**Directions for this task**
Can you write out the whole listing exactly?

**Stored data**
◆ ◆ ◆ ◆

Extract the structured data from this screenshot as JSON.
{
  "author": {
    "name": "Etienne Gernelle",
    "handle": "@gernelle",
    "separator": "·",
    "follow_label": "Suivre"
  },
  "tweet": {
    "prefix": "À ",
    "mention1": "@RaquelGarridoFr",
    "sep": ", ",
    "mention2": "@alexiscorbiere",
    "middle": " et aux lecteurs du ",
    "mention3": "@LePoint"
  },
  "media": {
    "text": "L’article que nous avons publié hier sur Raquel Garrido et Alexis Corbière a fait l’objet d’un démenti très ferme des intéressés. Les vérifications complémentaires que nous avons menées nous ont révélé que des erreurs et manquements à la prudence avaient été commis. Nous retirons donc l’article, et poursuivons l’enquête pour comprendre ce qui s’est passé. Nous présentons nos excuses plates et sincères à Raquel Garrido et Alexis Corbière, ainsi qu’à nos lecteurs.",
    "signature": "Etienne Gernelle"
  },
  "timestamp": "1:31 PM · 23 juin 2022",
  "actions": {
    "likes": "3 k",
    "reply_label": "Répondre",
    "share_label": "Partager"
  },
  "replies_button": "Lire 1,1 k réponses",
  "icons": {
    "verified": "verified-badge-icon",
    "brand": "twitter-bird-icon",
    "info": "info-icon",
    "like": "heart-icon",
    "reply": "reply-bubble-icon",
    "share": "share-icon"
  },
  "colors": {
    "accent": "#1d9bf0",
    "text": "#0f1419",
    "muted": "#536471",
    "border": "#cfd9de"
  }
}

◆ ◆ ◆ ◆

**Exercise output**
Extract the structured data from this screenshot as JSON.
{
  "author": {
    "name": "Etienne Gernelle",
    "handle": "@gernelle",
    "separator": "·",
    "follow_label": "Suivre"
  },
  "tweet": {
    "prefix": "À ",
    "mention1": "@RaquelGarridoFr",
    "sep": ", ",
    "mention2": "@alexiscorbiere",
    "middle": " et aux lecteurs du ",
    "mention3": "@LePoint"
  },
  "media": {
    "text": "L’article que nous avons publié hier sur Raquel Garrido et Alexis Corbière a fait l’objet d’un démenti très ferme des intéressés. Les vérifications complémentaires que nous avons menées nous ont révélé que des erreurs et manquements à la prudence avaient été commis. Nous retirons donc l’article, et poursuivons l’enquête pour comprendre ce qui s’est passé. Nous présentons nos excuses plates et sincères à Raquel Garrido et Alexis Corbière, ainsi qu’à nos lecteurs.",
    "signature": "Etienne Gernelle"
  },
  "timestamp": "1:31 PM · 23 juin 2022",
  "actions": {
    "likes": "3 k",
    "reply_label": "Répondre",
    "share_label": "Partager"
  },
  "replies_button": "Lire 1,1 k réponses",
  "icons": {
    "verified": "verified-badge-icon",
    "brand": "twitter-bird-icon",
    "info": "info-icon",
    "like": "heart-icon",
    "reply": "reply-bubble-icon",
    "share": "share-icon"
  },
  "colors": {
    "accent": "#1d9bf0",
    "text": "#0f1419",
    "muted": "#536471",
    "border": "#cfd9de"
  }
}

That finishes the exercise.